Aim of the exercise: For the data below, report the number of lines that contain the string "argue" and nothing else.

Dataset records:
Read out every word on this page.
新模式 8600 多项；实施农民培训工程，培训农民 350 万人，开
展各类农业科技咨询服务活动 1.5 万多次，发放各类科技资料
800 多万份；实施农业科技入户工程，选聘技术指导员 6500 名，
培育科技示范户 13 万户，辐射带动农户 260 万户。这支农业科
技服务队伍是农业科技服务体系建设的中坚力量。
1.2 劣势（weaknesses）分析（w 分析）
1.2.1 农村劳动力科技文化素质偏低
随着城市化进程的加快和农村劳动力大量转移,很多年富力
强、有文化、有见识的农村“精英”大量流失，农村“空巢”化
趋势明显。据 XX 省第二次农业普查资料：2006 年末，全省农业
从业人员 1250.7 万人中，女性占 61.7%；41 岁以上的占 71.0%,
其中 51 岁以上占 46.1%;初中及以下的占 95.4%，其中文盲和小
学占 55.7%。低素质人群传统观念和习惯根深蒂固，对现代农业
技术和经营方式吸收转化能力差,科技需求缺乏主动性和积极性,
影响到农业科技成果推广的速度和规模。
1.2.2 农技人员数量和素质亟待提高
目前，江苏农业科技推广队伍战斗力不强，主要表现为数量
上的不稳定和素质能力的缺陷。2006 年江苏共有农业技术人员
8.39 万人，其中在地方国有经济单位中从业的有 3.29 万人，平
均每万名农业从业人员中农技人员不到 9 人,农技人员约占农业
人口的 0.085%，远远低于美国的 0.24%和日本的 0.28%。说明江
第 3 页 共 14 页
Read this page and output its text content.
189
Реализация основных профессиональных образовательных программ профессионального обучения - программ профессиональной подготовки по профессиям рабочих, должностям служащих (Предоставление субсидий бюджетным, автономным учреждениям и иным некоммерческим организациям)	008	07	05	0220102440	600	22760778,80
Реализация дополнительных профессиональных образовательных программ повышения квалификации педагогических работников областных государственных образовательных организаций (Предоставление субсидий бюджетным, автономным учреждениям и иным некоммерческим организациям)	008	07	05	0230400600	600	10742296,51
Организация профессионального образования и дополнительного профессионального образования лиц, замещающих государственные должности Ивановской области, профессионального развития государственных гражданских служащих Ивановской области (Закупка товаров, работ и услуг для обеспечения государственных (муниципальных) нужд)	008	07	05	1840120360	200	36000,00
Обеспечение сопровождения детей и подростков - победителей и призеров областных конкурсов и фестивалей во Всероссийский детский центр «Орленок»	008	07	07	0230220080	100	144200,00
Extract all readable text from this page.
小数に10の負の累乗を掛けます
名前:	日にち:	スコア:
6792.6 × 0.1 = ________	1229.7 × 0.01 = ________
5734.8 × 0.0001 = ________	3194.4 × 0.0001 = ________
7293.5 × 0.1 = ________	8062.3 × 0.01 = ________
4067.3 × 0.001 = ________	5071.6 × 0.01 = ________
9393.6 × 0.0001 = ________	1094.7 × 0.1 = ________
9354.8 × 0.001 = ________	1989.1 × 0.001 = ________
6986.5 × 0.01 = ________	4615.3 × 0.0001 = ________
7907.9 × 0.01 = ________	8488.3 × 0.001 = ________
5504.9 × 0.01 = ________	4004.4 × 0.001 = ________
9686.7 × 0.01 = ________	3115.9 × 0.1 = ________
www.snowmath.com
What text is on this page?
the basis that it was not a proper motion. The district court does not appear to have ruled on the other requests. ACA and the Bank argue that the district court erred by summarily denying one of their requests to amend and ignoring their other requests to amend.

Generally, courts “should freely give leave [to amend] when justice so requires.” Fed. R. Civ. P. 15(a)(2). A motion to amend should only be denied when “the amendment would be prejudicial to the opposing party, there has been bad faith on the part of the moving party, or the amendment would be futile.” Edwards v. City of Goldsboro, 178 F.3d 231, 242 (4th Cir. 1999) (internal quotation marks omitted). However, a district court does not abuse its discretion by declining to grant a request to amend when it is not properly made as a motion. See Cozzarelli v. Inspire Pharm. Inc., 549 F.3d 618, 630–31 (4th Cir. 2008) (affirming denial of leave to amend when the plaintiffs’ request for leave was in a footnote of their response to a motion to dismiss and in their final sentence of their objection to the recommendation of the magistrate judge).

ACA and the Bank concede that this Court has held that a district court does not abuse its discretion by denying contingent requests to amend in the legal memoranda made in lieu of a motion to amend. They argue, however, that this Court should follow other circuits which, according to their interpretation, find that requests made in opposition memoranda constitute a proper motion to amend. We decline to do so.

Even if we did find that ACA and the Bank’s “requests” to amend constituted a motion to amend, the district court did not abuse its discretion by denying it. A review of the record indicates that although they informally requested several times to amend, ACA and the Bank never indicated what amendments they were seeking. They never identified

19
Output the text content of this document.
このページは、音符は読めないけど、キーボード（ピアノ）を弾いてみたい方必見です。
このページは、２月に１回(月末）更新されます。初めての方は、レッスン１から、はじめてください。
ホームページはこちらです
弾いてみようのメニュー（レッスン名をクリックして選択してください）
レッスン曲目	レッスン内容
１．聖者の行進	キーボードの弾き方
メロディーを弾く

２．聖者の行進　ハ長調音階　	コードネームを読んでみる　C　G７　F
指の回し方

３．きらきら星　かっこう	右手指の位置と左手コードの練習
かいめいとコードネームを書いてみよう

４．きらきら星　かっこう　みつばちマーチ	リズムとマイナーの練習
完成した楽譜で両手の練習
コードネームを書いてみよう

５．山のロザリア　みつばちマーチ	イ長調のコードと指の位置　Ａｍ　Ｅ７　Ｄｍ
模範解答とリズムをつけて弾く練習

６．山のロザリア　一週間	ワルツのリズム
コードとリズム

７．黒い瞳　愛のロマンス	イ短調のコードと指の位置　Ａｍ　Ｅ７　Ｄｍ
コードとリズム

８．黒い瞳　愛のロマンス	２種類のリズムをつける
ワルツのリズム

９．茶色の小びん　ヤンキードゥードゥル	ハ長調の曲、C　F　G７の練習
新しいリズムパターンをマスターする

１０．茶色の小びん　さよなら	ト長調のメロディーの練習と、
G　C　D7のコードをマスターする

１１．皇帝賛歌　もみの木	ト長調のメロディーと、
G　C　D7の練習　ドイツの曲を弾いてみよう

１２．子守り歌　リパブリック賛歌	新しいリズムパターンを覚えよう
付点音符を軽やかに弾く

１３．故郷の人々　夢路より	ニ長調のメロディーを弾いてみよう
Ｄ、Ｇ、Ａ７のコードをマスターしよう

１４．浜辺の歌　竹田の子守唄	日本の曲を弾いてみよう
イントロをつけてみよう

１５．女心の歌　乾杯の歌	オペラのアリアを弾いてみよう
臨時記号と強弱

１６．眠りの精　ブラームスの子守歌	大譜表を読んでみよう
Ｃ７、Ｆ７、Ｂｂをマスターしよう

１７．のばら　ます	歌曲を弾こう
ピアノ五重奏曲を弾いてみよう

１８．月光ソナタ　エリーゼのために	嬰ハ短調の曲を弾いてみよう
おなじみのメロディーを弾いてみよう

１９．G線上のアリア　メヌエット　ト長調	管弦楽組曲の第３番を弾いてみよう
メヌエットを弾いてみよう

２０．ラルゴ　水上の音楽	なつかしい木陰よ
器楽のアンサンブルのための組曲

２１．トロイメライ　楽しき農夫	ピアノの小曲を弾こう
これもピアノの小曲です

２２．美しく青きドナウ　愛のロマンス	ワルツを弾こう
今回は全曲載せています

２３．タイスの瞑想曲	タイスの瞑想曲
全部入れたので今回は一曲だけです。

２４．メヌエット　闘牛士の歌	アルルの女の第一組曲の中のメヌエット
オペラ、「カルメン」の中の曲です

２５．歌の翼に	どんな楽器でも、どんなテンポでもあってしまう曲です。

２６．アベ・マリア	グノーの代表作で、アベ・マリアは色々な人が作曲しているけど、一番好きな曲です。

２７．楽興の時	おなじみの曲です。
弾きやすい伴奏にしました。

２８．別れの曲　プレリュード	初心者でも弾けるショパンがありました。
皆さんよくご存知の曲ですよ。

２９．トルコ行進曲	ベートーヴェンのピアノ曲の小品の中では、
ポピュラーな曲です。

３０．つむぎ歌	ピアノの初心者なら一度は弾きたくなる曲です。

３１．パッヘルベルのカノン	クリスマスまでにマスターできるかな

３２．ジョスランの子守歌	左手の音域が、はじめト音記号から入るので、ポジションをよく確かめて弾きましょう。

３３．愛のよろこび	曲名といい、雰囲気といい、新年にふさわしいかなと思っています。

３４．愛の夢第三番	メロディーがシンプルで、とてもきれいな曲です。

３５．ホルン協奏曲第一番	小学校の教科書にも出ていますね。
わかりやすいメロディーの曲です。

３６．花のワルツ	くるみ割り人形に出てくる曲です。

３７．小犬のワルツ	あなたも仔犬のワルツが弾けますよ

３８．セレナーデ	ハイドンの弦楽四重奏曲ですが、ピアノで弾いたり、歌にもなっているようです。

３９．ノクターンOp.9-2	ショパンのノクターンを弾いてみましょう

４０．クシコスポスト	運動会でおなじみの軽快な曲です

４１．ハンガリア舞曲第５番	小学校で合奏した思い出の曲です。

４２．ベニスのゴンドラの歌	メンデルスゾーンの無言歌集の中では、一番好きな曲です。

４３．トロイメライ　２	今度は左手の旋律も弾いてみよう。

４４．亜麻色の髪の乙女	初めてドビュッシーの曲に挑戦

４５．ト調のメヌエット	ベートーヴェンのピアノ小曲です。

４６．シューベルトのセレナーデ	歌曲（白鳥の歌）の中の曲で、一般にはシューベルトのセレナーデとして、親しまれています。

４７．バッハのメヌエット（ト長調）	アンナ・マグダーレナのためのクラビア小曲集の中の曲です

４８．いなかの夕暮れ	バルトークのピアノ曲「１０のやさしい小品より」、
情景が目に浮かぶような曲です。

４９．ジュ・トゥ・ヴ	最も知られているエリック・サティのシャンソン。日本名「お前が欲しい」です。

Reply to the task: 2